━━ MATERIAL PROVIDED ━━

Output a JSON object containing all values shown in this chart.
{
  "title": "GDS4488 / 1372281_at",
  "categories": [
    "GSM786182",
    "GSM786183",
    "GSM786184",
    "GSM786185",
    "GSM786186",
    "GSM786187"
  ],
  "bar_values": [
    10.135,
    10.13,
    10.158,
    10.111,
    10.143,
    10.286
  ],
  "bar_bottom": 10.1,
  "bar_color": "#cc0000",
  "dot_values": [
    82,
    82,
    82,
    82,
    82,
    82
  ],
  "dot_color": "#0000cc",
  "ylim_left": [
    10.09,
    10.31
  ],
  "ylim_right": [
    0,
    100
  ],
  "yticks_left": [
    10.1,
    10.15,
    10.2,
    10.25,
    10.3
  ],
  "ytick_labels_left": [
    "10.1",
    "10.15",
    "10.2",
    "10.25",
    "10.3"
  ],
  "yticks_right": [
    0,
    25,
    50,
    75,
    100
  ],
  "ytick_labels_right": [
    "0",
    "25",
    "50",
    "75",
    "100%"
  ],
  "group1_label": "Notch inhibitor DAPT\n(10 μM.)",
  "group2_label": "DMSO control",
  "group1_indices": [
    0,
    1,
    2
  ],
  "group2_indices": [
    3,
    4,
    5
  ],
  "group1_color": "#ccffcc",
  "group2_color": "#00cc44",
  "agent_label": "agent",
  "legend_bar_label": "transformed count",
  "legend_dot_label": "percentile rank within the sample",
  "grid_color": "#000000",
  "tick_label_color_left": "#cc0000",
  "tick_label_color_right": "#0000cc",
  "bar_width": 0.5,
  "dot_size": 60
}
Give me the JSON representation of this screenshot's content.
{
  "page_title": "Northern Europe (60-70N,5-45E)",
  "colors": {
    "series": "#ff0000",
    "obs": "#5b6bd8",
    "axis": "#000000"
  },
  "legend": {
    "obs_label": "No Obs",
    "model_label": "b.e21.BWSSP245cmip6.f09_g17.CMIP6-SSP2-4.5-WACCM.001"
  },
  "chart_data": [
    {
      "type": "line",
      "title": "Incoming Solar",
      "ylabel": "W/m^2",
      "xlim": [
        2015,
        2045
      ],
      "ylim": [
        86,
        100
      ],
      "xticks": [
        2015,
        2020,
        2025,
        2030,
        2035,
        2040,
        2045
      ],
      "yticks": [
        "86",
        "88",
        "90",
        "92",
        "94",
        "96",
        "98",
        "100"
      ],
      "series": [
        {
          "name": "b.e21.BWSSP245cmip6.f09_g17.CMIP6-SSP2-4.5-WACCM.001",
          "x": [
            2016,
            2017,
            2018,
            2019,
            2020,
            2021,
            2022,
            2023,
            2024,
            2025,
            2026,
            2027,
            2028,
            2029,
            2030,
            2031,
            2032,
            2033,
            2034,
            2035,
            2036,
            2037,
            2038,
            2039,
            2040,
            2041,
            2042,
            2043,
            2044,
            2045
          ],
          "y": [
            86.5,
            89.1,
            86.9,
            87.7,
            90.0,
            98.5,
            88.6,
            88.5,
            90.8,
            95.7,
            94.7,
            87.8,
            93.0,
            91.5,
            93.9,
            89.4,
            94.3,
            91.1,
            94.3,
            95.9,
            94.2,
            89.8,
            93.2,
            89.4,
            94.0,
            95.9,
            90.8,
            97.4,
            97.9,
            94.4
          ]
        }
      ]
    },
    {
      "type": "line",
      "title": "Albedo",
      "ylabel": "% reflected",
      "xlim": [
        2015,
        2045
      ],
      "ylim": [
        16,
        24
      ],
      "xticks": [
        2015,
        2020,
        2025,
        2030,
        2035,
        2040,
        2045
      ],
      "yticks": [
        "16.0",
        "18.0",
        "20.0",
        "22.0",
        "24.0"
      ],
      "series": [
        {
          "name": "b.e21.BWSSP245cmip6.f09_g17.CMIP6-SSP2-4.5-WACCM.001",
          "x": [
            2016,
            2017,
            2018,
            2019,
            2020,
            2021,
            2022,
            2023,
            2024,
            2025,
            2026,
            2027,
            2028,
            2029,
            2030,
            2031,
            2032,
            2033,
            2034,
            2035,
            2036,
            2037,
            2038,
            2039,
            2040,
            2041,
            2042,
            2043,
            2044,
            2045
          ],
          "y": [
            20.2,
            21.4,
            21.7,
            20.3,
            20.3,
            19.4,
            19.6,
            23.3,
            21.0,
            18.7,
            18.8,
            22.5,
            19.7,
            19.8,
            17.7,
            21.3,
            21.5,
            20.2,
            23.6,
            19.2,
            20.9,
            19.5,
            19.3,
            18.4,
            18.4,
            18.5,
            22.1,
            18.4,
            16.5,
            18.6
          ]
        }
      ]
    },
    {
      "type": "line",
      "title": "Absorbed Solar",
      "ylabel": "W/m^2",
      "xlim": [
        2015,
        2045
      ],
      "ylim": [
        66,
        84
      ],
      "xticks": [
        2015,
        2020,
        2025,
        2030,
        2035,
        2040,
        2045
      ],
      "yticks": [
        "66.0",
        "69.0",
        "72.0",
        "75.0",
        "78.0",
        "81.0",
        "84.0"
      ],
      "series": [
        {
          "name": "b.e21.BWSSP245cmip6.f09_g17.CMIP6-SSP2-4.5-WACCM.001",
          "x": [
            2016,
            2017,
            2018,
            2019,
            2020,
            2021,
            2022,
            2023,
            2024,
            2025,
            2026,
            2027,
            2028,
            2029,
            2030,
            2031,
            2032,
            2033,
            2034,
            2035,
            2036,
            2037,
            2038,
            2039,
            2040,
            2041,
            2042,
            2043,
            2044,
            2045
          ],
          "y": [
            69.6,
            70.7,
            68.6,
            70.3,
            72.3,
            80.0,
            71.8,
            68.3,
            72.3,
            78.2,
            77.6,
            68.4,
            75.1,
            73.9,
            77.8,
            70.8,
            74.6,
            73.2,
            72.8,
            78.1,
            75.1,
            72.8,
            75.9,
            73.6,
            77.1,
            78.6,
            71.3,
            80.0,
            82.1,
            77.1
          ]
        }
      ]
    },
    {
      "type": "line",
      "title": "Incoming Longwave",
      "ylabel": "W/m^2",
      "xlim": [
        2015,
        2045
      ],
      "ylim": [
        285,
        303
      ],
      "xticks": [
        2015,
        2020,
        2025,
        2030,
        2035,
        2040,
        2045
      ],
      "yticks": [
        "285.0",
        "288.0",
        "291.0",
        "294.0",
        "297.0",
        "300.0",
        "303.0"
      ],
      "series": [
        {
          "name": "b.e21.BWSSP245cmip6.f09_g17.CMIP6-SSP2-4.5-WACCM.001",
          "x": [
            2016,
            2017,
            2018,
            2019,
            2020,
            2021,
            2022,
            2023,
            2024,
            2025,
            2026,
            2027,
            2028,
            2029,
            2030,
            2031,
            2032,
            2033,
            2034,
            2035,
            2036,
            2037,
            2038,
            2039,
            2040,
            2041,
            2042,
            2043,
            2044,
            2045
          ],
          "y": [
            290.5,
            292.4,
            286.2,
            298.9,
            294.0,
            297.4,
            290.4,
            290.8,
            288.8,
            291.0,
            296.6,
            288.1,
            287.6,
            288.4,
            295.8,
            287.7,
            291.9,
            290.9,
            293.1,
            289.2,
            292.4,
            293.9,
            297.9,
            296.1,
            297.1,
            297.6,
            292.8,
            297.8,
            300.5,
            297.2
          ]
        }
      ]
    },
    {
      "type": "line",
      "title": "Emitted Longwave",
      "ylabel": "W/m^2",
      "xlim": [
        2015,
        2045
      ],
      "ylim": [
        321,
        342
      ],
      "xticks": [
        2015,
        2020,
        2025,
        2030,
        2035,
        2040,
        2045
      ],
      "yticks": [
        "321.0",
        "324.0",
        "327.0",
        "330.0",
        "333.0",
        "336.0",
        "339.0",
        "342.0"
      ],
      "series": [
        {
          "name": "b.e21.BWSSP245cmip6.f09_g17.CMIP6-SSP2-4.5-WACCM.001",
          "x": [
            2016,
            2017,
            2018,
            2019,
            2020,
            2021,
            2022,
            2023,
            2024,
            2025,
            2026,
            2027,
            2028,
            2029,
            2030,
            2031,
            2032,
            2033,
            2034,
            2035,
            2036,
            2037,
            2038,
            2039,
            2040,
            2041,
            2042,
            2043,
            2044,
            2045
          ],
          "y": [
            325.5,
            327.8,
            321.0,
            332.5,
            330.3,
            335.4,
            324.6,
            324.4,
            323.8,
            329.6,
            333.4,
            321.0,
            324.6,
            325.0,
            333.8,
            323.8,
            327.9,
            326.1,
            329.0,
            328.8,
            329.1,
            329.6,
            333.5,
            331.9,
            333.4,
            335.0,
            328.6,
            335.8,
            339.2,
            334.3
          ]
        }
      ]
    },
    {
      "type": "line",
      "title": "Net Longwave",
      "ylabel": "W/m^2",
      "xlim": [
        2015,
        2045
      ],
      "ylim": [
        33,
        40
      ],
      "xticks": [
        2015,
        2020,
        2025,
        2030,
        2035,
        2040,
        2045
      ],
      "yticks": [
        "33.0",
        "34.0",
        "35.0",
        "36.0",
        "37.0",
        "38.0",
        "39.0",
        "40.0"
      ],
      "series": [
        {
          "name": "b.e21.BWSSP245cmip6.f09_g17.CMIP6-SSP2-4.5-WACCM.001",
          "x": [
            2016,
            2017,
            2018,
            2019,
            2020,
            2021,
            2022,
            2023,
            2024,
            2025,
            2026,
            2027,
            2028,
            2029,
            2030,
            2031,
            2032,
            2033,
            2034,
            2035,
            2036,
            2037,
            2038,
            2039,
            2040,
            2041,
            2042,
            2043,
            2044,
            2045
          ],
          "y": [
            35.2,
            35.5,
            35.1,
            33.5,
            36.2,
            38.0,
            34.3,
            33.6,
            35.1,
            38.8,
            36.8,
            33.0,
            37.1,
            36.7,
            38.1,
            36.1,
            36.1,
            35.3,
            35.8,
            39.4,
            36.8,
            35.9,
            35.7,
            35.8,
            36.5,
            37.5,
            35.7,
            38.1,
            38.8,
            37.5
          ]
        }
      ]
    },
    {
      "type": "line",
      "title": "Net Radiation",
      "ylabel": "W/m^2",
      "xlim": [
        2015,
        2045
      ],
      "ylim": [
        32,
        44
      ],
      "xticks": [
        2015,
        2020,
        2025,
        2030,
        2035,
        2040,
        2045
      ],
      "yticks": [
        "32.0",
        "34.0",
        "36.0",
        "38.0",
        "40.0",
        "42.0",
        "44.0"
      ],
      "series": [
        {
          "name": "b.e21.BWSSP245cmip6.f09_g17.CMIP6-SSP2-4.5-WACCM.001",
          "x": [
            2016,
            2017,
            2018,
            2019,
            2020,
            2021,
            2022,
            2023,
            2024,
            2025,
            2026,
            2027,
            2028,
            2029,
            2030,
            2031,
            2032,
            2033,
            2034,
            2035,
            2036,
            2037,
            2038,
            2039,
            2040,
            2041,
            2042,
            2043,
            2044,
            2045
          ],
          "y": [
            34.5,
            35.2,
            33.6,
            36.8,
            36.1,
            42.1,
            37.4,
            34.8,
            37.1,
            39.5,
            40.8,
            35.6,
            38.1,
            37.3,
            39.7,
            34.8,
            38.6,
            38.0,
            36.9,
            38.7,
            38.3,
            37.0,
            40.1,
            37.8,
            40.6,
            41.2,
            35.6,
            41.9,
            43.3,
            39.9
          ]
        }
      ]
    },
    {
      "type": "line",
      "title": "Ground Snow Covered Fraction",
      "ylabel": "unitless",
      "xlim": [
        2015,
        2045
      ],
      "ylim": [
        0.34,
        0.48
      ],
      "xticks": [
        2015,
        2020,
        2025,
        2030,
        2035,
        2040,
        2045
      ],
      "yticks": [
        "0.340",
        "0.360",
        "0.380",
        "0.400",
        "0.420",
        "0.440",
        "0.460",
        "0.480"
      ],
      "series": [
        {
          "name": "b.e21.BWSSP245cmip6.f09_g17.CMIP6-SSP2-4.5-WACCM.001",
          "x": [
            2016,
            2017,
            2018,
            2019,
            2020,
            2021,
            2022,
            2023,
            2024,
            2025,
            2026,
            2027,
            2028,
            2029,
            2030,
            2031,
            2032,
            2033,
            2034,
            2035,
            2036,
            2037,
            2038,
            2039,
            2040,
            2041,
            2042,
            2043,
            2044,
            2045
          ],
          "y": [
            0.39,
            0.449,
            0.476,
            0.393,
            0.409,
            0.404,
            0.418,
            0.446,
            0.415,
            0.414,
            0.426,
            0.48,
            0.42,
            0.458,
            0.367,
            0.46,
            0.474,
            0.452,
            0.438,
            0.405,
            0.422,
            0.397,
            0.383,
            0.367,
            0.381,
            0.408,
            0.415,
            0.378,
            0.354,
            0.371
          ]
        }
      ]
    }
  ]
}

━━━

## JOB:
Of the lines above, copy each that contains "Longwave".

## FINISHED EXERCISE:
      "title": "Incoming Longwave",
      "title": "Emitted Longwave",
      "title": "Net Longwave",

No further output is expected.